> **Problem to work on**
List all lines of the data containing the word "object".
[Begin Data shown]
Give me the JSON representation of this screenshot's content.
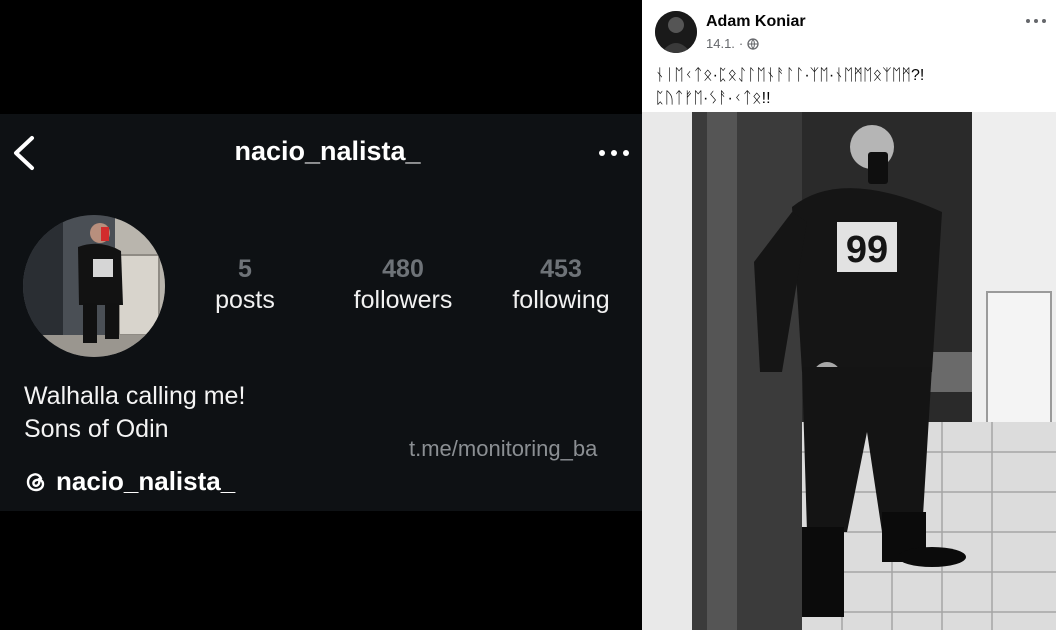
{
  "instagram": {
    "username": "nacio_nalista_",
    "stats": [
      {
        "value": "5",
        "label": "posts"
      },
      {
        "value": "480",
        "label": "followers"
      },
      {
        "value": "453",
        "label": "following"
      }
    ],
    "bio_lines": [
      "Walhalla calling me!",
      "Sons of Odin"
    ],
    "threads_handle": "nacio_nalista_",
    "watermark": "t.me/monitoring_ba"
  },
  "facebook": {
    "author": "Adam Koniar",
    "date": "14.1.",
    "separator": "·",
    "post_lines": [
      "ᚾᛁᛖᚲᛏᛟ·ᛈᛟᛇᛚᛖᚾᚨᛚᛚ·ᛉᛖ·ᚾᛖᛗᛖᛟᛉᛖᛗ?!",
      "ᛈᚢᛏᚠᛖ·ᛊᚨ·ᚲᛏᛟ!!"
    ],
    "icons": {
      "visibility": "globe-icon",
      "menu": "more-icon"
    }
  },
  "icons": {
    "back": "chevron-left-icon",
    "menu": "more-icon",
    "threads": "threads-icon"
  },
  "colors": {
    "ig_bg": "#0e1114",
    "fb_bg": "#ffffff",
    "muted": "#6e7378"
  }
}
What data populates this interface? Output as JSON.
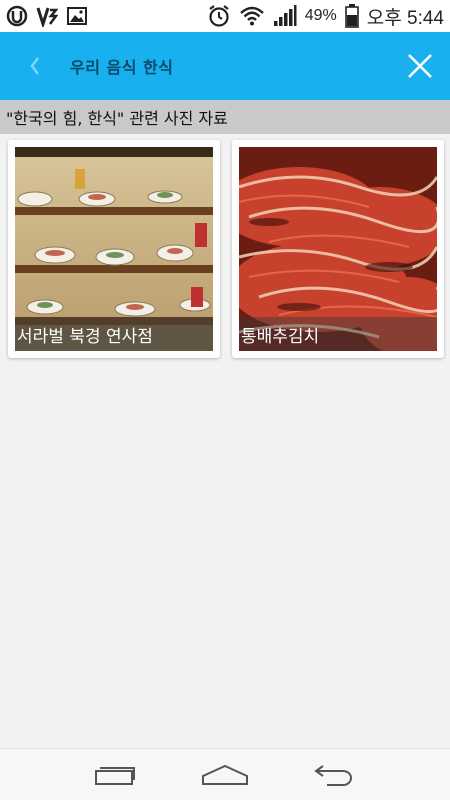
{
  "status_bar": {
    "battery_percent": "49%",
    "time": "오후 5:44"
  },
  "app_bar": {
    "title": "우리 음식 한식"
  },
  "section": {
    "header": "\"한국의 힘, 한식\" 관련 사진 자료"
  },
  "photos": [
    {
      "caption": "서라벌 북경 연사점"
    },
    {
      "caption": "통배추김치"
    }
  ],
  "colors": {
    "app_bar": "#18b0ef",
    "section_header": "#c9c9c9",
    "background": "#f2f2f2"
  }
}
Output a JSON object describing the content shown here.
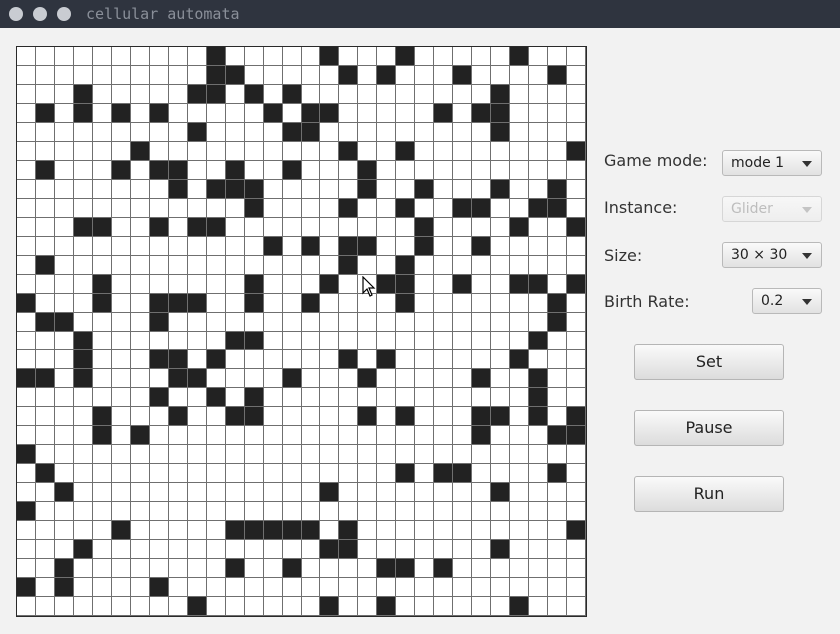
{
  "window": {
    "title": "cellular automata"
  },
  "controls": {
    "game_mode_label": "Game mode:",
    "game_mode_value": "mode 1",
    "instance_label": "Instance:",
    "instance_value": "Glider",
    "size_label": "Size:",
    "size_value": "30 × 30",
    "birth_rate_label": "Birth Rate:",
    "birth_rate_value": "0.2"
  },
  "buttons": {
    "set": "Set",
    "pause": "Pause",
    "run": "Run"
  },
  "grid": {
    "rows": 30,
    "cols": 30,
    "alive_color": "#222222",
    "dead_color": "#ffffff",
    "line_color": "#6f6f6f",
    "alive": [
      [
        10,
        16,
        20,
        26
      ],
      [
        10,
        11,
        17,
        19,
        23,
        28
      ],
      [
        3,
        9,
        10,
        12,
        14,
        25
      ],
      [
        1,
        3,
        5,
        7,
        13,
        15,
        16,
        22,
        24,
        25
      ],
      [
        9,
        14,
        15,
        25
      ],
      [
        6,
        17,
        20,
        29
      ],
      [
        1,
        5,
        7,
        8,
        11,
        14,
        18
      ],
      [
        8,
        10,
        11,
        12,
        18,
        21,
        25,
        28
      ],
      [
        12,
        17,
        20,
        23,
        24,
        27,
        28
      ],
      [
        3,
        4,
        7,
        9,
        10,
        21,
        26,
        29
      ],
      [
        13,
        15,
        17,
        18,
        21,
        24
      ],
      [
        1,
        17,
        20
      ],
      [
        4,
        12,
        16,
        19,
        20,
        23,
        26,
        27,
        29
      ],
      [
        0,
        4,
        7,
        8,
        9,
        12,
        15,
        20,
        28
      ],
      [
        1,
        2,
        7,
        28
      ],
      [
        3,
        11,
        12,
        27
      ],
      [
        3,
        7,
        8,
        10,
        17,
        19,
        26
      ],
      [
        0,
        1,
        3,
        8,
        9,
        14,
        18,
        24,
        27
      ],
      [
        7,
        10,
        12,
        27
      ],
      [
        4,
        8,
        11,
        12,
        18,
        20,
        24,
        25,
        27,
        29
      ],
      [
        4,
        6,
        24,
        28,
        29
      ],
      [
        0
      ],
      [
        1,
        20,
        22,
        23,
        28
      ],
      [
        2,
        16,
        25
      ],
      [
        0
      ],
      [
        5,
        11,
        12,
        13,
        14,
        15,
        17,
        29
      ],
      [
        3,
        16,
        17,
        25
      ],
      [
        2,
        11,
        14,
        19,
        20,
        22
      ],
      [
        0,
        2,
        7
      ],
      [
        9,
        16,
        19,
        26
      ]
    ]
  }
}
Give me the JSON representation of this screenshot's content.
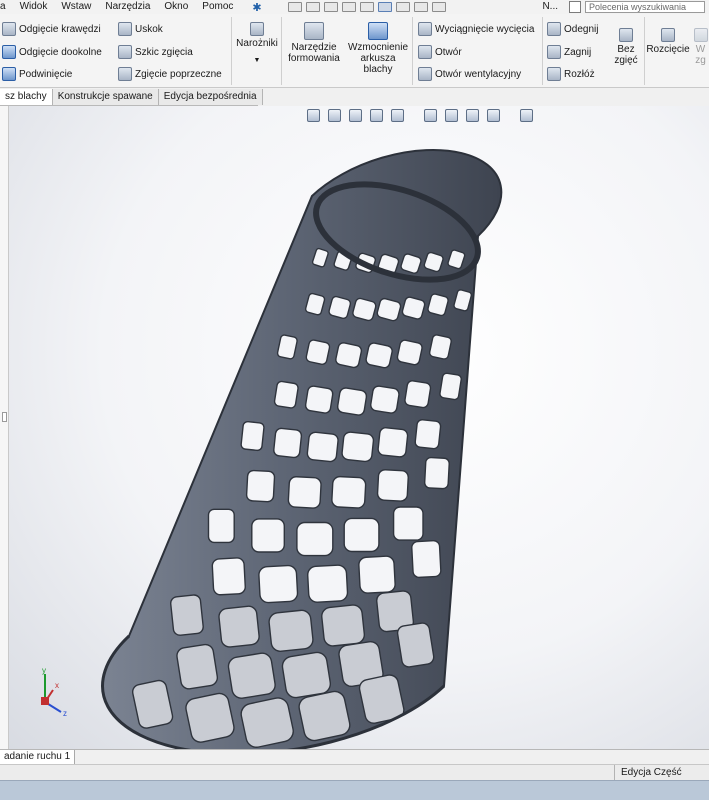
{
  "menubar": {
    "items": [
      "a",
      "Widok",
      "Wstaw",
      "Narzędzia",
      "Okno",
      "Pomoc"
    ],
    "command_search_placeholder": "Polecenia wyszukiwania",
    "truncated_label": "N..."
  },
  "ribbon": {
    "col1": [
      "Odgięcie krawędzi",
      "Odgięcie dookolne",
      "Podwinięcie"
    ],
    "col2": [
      "Uskok",
      "Szkic zgięcia",
      "Zgięcie poprzeczne"
    ],
    "corners": "Narożniki",
    "forming_tool": [
      "Narzędzie",
      "formowania"
    ],
    "sheet_gusset": [
      "Wzmocnienie",
      "arkusza",
      "blachy"
    ],
    "col3": [
      "Wyciągnięcie wycięcia",
      "Otwór",
      "Otwór wentylacyjny"
    ],
    "col4": [
      "Odegnij",
      "Zagnij",
      "Rozłóż"
    ],
    "no_bends": [
      "Bez",
      "zgięć"
    ],
    "rip": "Rozcięcie",
    "cut_label": [
      "W",
      "zg"
    ]
  },
  "tabs": [
    "sz blachy",
    "Konstrukcje spawane",
    "Edycja bezpośrednia"
  ],
  "bottom": {
    "motion_tab": "adanie ruchu 1",
    "status": "Edycja Część"
  },
  "triad": {
    "x": "x",
    "y": "y",
    "z": "z"
  },
  "colors": {
    "accent": "#1f5fa8",
    "model": "#5e6675",
    "model_dark": "#343a45"
  }
}
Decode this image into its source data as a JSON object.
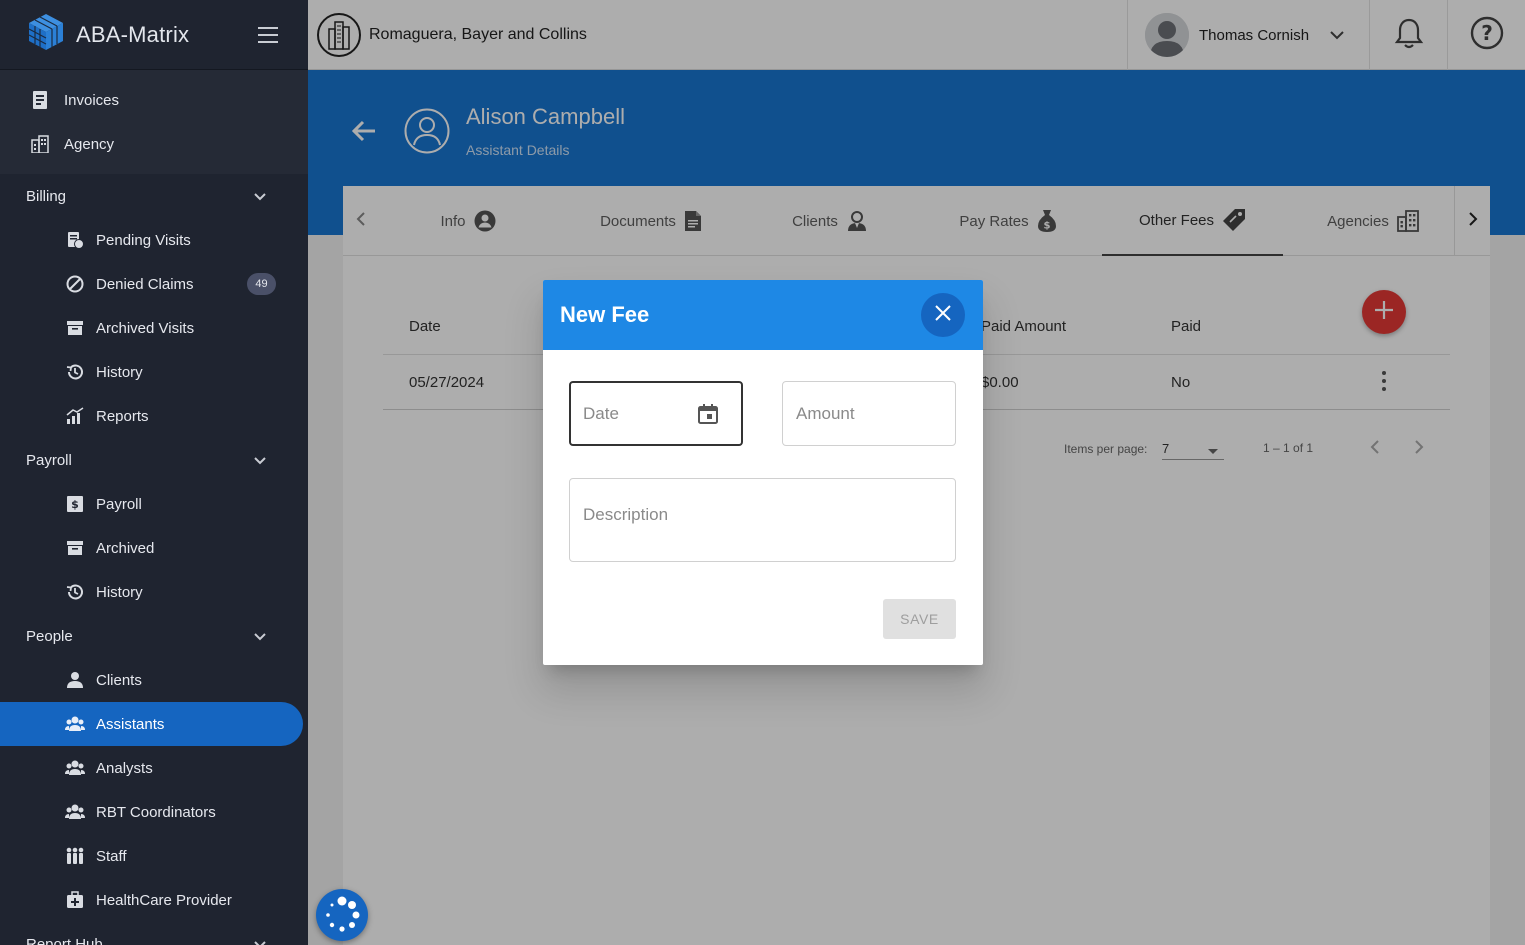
{
  "app": {
    "name": "ABA-Matrix"
  },
  "topbar": {
    "org_name": "Romaguera, Bayer and Collins",
    "user_name": "Thomas Cornish"
  },
  "sidebar": {
    "top_items": [
      {
        "label": "Invoices",
        "icon": "invoice-icon"
      },
      {
        "label": "Agency",
        "icon": "building-icon"
      }
    ],
    "billing": {
      "label": "Billing",
      "items": [
        {
          "label": "Pending Visits",
          "icon": "pending-visits-icon"
        },
        {
          "label": "Denied Claims",
          "icon": "denied-icon",
          "badge": "49"
        },
        {
          "label": "Archived Visits",
          "icon": "archive-icon"
        },
        {
          "label": "History",
          "icon": "history-icon"
        },
        {
          "label": "Reports",
          "icon": "reports-icon"
        }
      ]
    },
    "payroll": {
      "label": "Payroll",
      "items": [
        {
          "label": "Payroll",
          "icon": "payroll-icon"
        },
        {
          "label": "Archived",
          "icon": "archive-icon"
        },
        {
          "label": "History",
          "icon": "history-icon"
        }
      ]
    },
    "people": {
      "label": "People",
      "items": [
        {
          "label": "Clients",
          "icon": "person-icon"
        },
        {
          "label": "Assistants",
          "icon": "group-icon",
          "active": true
        },
        {
          "label": "Analysts",
          "icon": "group-icon"
        },
        {
          "label": "RBT Coordinators",
          "icon": "group-icon"
        },
        {
          "label": "Staff",
          "icon": "staff-icon"
        },
        {
          "label": "HealthCare Provider",
          "icon": "medical-kit-icon"
        }
      ]
    },
    "report_hub": {
      "label": "Report Hub"
    }
  },
  "header": {
    "name": "Alison Campbell",
    "subtitle": "Assistant Details"
  },
  "tabs": [
    {
      "label": "Info",
      "icon": "account-circle-icon"
    },
    {
      "label": "Documents",
      "icon": "document-icon"
    },
    {
      "label": "Clients",
      "icon": "client-icon"
    },
    {
      "label": "Pay Rates",
      "icon": "money-bag-icon"
    },
    {
      "label": "Other Fees",
      "icon": "tag-icon",
      "active": true
    },
    {
      "label": "Agencies",
      "icon": "building-icon"
    }
  ],
  "table": {
    "columns": [
      "Date",
      "Paid Amount",
      "Paid"
    ],
    "rows": [
      {
        "date": "05/27/2024",
        "paid_amount": "$0.00",
        "paid": "No"
      }
    ]
  },
  "paginator": {
    "items_per_page_label": "Items per page:",
    "items_per_page": "7",
    "range": "1 – 1 of 1"
  },
  "dialog": {
    "title": "New Fee",
    "date_placeholder": "Date",
    "amount_placeholder": "Amount",
    "description_placeholder": "Description",
    "save_label": "SAVE"
  },
  "colors": {
    "sidebar_bg": "#1f2430",
    "primary": "#1976d2",
    "dialog_header": "#1e88e5",
    "fab_red": "#e53935"
  }
}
[End Data shown]
> **Right answer**
Output a JSON object describing the content shown here.
Decode this image into its source data as a JSON object.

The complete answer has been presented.